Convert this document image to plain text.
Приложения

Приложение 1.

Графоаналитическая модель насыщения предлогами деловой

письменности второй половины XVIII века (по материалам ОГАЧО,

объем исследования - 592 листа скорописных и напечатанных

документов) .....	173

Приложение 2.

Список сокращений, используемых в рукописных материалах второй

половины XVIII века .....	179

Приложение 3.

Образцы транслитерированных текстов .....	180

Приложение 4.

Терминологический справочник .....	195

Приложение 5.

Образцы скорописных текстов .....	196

══════

_SET PROBLEM_. Scan the data for the word "Приложение" and copy every line where it shows up.

_TASK SOLUTION_.
Приложение 1.
Приложение 2.
Приложение 3.
Приложение 4.
Приложение 5.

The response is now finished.